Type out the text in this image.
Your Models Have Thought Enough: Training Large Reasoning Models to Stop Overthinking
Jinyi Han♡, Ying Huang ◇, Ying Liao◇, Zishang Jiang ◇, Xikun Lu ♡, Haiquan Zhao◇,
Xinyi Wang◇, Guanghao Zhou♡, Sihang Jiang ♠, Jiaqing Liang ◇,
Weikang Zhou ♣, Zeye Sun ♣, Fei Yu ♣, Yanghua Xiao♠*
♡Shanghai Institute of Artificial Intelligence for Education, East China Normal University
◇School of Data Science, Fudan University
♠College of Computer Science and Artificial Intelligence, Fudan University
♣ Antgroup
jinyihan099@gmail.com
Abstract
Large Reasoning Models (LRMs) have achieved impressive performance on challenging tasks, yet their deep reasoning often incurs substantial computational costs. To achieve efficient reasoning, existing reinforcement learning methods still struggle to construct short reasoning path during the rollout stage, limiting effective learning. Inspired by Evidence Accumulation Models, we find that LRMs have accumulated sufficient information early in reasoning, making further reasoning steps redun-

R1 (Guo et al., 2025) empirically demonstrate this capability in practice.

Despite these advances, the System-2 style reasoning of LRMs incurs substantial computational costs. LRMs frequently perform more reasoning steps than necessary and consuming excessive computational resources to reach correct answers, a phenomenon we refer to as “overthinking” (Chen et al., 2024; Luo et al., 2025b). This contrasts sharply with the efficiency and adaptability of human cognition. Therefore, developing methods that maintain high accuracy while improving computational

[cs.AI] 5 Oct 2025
┄┄┄┄┄┄┄┄┄┄┄┄┄┄┄┄┄┄┄┄
### Problem to work on
Set down the listing above in full, please, exactly as it appears.

### Task response
Type out the text in this image.
Your Models Have Thought Enough: Training Large Reasoning Models to Stop Overthinking
Jinyi Han♡, Ying Huang ◇, Ying Liao◇, Zishang Jiang ◇, Xikun Lu ♡, Haiquan Zhao◇,
Xinyi Wang◇, Guanghao Zhou♡, Sihang Jiang ♠, Jiaqing Liang ◇,
Weikang Zhou ♣, Zeye Sun ♣, Fei Yu ♣, Yanghua Xiao♠*
♡Shanghai Institute of Artificial Intelligence for Education, East China Normal University
◇School of Data Science, Fudan University
♠College of Computer Science and Artificial Intelligence, Fudan University
♣ Antgroup
jinyihan099@gmail.com
Abstract
Large Reasoning Models (LRMs) have achieved impressive performance on challenging tasks, yet their deep reasoning often incurs substantial computational costs. To achieve efficient reasoning, existing reinforcement learning methods still struggle to construct short reasoning path during the rollout stage, limiting effective learning. Inspired by Evidence Accumulation Models, we find that LRMs have accumulated sufficient information early in reasoning, making further reasoning steps redun-

R1 (Guo et al., 2025) empirically demonstrate this capability in practice.

Despite these advances, the System-2 style reasoning of LRMs incurs substantial computational costs. LRMs frequently perform more reasoning steps than necessary and consuming excessive computational resources to reach correct answers, a phenomenon we refer to as “overthinking” (Chen et al., 2024; Luo et al., 2025b). This contrasts sharply with the efficiency and adaptability of human cognition. Therefore, developing methods that maintain high accuracy while improving computational

[cs.AI] 5 Oct 2025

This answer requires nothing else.